Document understanding data
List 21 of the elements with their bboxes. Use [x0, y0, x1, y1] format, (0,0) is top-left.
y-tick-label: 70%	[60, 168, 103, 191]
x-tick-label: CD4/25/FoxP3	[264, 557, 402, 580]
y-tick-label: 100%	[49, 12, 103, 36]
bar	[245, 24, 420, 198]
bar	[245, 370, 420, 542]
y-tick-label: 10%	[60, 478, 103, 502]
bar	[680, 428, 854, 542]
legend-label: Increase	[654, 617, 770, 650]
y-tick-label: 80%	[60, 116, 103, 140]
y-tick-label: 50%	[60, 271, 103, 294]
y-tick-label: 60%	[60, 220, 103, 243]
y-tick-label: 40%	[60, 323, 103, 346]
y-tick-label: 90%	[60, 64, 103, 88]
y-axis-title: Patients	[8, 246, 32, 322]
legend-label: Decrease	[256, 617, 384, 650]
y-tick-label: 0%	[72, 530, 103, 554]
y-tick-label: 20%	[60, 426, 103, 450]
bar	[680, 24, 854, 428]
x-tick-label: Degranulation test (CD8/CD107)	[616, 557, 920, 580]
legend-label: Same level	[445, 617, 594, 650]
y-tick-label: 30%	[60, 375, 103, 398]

[WORK TO BE COMPLETED]: Your answer should be one number: how many lines of the records hold "legend".

[SOLUTION TO THE PROBLEM]: 3